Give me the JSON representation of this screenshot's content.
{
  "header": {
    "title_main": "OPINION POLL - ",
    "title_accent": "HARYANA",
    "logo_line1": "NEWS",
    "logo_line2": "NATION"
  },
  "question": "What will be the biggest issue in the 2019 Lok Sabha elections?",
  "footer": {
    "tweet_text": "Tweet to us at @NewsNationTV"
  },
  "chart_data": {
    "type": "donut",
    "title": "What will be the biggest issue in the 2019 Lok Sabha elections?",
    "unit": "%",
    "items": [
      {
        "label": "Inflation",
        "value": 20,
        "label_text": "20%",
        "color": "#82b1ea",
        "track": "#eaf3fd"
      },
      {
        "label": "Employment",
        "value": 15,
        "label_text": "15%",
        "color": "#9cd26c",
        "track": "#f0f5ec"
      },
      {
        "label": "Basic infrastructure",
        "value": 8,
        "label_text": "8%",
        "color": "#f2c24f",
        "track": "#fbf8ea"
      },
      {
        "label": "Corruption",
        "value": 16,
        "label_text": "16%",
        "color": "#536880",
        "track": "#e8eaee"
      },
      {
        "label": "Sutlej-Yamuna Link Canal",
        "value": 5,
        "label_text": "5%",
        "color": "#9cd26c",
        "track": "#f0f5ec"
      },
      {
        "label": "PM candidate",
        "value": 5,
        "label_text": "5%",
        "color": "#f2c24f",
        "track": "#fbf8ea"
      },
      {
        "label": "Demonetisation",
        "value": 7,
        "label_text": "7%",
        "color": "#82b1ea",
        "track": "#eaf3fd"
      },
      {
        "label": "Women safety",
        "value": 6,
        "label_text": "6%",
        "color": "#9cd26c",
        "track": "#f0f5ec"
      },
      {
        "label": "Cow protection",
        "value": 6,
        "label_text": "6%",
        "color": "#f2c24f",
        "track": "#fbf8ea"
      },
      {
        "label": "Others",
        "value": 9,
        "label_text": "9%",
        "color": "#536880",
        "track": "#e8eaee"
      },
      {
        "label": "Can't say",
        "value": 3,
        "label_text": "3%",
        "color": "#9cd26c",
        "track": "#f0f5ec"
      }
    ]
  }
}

• • •

- _Written task_
Output the records verbatim, from the first line to the last.

- _Reply to the exercise_
Give me the JSON representation of this screenshot's content.
{
  "header": {
    "title_main": "OPINION POLL - ",
    "title_accent": "HARYANA",
    "logo_line1": "NEWS",
    "logo_line2": "NATION"
  },
  "question": "What will be the biggest issue in the 2019 Lok Sabha elections?",
  "footer": {
    "tweet_text": "Tweet to us at @NewsNationTV"
  },
  "chart_data": {
    "type": "donut",
    "title": "What will be the biggest issue in the 2019 Lok Sabha elections?",
    "unit": "%",
    "items": [
      {
        "label": "Inflation",
        "value": 20,
        "label_text": "20%",
        "color": "#82b1ea",
        "track": "#eaf3fd"
      },
      {
        "label": "Employment",
        "value": 15,
        "label_text": "15%",
        "color": "#9cd26c",
        "track": "#f0f5ec"
      },
      {
        "label": "Basic infrastructure",
        "value": 8,
        "label_text": "8%",
        "color": "#f2c24f",
        "track": "#fbf8ea"
      },
      {
        "label": "Corruption",
        "value": 16,
        "label_text": "16%",
        "color": "#536880",
        "track": "#e8eaee"
      },
      {
        "label": "Sutlej-Yamuna Link Canal",
        "value": 5,
        "label_text": "5%",
        "color": "#9cd26c",
        "track": "#f0f5ec"
      },
      {
        "label": "PM candidate",
        "value": 5,
        "label_text": "5%",
        "color": "#f2c24f",
        "track": "#fbf8ea"
      },
      {
        "label": "Demonetisation",
        "value": 7,
        "label_text": "7%",
        "color": "#82b1ea",
        "track": "#eaf3fd"
      },
      {
        "label": "Women safety",
        "value": 6,
        "label_text": "6%",
        "color": "#9cd26c",
        "track": "#f0f5ec"
      },
      {
        "label": "Cow protection",
        "value": 6,
        "label_text": "6%",
        "color": "#f2c24f",
        "track": "#fbf8ea"
      },
      {
        "label": "Others",
        "value": 9,
        "label_text": "9%",
        "color": "#536880",
        "track": "#e8eaee"
      },
      {
        "label": "Can't say",
        "value": 3,
        "label_text": "3%",
        "color": "#9cd26c",
        "track": "#f0f5ec"
      }
    ]
  }
}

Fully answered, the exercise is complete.